— BEGIN Input records —

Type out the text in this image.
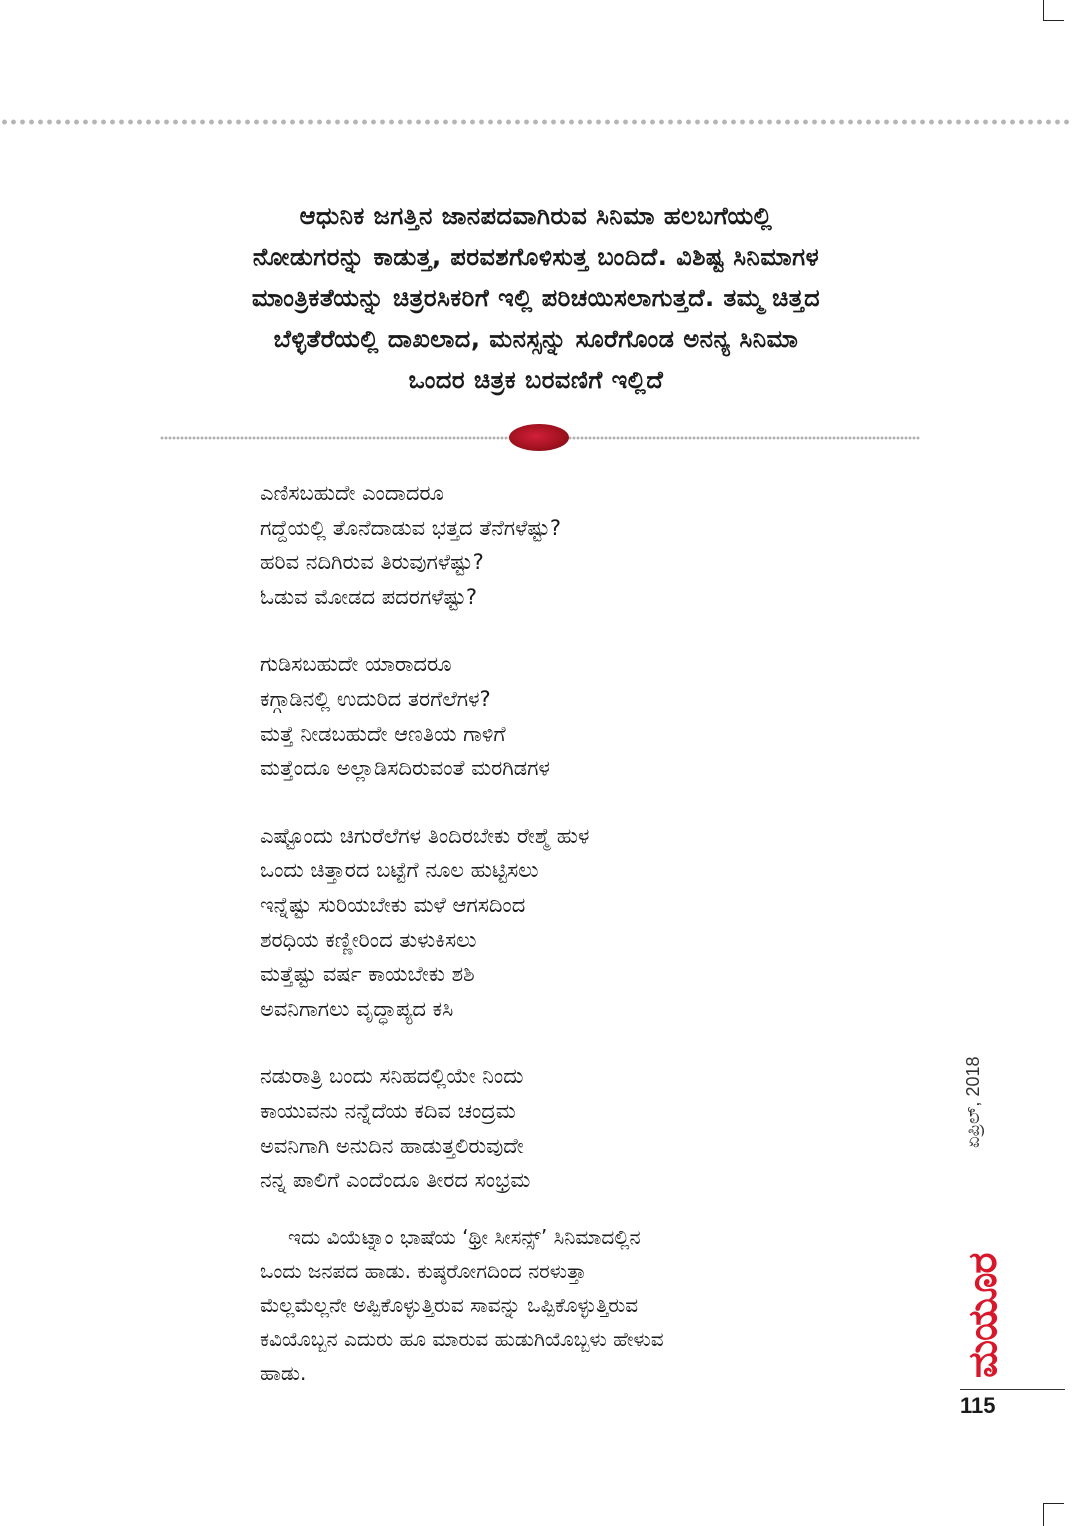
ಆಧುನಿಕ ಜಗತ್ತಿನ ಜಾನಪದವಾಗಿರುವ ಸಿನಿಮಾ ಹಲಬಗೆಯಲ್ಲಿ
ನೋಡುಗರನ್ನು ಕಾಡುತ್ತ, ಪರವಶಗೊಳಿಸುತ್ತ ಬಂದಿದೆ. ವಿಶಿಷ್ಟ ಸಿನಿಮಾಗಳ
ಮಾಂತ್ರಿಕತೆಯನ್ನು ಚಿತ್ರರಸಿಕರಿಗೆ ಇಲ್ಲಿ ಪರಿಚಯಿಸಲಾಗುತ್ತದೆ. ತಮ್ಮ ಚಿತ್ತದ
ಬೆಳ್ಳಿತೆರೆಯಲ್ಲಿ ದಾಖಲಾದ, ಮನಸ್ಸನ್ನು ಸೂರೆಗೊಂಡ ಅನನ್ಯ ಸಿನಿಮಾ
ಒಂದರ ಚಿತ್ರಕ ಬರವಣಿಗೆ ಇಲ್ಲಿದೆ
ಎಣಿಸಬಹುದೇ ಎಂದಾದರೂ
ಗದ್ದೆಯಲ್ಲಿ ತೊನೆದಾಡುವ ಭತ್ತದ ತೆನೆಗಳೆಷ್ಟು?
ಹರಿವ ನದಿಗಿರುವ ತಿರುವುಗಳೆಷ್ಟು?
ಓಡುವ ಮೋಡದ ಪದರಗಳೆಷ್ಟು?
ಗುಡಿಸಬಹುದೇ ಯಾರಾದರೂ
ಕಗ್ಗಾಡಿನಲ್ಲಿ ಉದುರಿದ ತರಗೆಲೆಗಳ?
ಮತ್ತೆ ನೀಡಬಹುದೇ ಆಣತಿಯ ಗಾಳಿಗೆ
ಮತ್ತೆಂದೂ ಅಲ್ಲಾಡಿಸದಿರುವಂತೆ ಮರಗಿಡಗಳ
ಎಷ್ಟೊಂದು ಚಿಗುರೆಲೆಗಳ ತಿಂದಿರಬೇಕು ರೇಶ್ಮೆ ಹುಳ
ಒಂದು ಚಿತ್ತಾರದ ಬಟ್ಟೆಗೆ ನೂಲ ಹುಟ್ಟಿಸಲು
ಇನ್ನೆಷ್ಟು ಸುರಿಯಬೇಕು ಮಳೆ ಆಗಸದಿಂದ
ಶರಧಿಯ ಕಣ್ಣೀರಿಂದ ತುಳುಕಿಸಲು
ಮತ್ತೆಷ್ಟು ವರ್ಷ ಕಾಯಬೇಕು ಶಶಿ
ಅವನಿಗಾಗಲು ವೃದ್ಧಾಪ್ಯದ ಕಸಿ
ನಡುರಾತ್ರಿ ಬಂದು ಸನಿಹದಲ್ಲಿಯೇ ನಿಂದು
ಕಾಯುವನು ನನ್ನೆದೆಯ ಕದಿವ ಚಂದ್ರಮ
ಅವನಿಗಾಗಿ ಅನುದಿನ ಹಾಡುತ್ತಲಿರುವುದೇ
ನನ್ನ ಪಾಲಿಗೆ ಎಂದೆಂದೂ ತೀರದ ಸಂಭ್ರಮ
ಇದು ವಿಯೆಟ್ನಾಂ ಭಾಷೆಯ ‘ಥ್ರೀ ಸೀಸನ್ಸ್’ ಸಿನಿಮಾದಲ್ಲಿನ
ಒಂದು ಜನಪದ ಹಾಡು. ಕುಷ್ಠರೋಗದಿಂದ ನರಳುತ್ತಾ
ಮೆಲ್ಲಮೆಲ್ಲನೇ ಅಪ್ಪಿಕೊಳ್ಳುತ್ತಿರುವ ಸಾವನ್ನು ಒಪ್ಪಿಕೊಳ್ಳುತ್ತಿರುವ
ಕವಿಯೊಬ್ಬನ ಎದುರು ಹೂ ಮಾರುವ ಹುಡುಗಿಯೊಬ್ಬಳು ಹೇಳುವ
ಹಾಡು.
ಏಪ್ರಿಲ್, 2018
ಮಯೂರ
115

— END Input records —
— BEGIN Input records —

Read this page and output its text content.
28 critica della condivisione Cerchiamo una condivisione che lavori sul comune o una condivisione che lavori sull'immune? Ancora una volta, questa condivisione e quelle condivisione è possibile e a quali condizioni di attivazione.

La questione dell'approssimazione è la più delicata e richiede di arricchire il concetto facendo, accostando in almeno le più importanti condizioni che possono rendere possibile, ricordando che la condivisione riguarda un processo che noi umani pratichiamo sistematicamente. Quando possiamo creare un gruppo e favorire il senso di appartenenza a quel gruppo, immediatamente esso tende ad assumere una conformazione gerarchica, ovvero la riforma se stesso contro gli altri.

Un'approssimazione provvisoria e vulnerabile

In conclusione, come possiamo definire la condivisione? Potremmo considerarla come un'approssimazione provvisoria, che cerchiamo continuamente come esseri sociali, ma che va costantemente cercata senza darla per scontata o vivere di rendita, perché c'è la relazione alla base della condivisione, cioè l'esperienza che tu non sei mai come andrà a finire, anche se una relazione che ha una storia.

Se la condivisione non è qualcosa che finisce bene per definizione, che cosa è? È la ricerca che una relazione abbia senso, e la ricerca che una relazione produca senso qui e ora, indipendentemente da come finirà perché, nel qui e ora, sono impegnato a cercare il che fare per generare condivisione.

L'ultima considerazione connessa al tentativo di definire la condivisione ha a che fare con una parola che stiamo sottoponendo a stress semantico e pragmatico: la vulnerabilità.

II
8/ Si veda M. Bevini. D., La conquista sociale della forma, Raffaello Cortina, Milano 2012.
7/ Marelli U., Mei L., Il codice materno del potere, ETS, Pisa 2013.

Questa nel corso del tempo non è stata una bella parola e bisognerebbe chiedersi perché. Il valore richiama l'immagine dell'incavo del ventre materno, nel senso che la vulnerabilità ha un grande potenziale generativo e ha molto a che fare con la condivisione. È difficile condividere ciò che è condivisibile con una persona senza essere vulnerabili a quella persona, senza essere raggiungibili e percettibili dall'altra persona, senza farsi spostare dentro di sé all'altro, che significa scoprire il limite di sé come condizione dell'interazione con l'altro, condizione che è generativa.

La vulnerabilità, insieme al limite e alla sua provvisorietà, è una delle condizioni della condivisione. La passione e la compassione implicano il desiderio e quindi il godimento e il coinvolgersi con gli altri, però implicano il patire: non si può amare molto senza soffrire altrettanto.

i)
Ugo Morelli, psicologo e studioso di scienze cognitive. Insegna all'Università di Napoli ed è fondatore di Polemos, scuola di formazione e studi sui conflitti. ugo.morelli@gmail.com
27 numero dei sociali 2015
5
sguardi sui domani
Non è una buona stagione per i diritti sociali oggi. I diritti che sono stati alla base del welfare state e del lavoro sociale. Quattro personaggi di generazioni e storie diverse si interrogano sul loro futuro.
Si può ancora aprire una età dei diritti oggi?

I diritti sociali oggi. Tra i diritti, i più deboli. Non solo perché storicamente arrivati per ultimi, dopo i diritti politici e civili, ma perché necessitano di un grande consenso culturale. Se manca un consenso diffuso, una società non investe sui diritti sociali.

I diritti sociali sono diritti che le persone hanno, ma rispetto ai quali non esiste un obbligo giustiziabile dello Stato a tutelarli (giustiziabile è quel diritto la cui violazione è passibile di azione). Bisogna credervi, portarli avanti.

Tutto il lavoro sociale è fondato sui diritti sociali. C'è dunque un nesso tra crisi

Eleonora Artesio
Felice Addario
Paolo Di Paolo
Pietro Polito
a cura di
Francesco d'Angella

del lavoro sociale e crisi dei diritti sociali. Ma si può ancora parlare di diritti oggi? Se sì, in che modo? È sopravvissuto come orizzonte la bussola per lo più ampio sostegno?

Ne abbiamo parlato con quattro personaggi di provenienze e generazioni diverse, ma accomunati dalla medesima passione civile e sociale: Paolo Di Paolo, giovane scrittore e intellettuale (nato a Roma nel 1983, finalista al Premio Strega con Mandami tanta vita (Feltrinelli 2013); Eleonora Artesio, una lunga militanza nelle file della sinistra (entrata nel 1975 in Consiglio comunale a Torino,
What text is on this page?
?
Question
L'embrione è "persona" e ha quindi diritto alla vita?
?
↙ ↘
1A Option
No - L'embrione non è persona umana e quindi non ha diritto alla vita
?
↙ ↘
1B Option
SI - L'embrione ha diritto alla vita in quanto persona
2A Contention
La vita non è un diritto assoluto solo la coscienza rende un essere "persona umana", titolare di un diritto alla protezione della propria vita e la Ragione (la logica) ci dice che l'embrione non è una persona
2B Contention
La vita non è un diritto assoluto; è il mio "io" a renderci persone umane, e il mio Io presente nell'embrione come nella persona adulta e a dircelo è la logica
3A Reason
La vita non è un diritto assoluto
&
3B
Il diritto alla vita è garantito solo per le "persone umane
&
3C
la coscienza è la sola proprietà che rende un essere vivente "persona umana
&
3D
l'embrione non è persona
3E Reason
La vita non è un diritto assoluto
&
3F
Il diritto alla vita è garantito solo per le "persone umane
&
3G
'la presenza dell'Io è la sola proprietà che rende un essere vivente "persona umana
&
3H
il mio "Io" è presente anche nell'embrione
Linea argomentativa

— END Input records —

Problem statement
Looking at the records above, work out how many lines include the string "crisi". Give the number and nothing else.

Finished exercise
2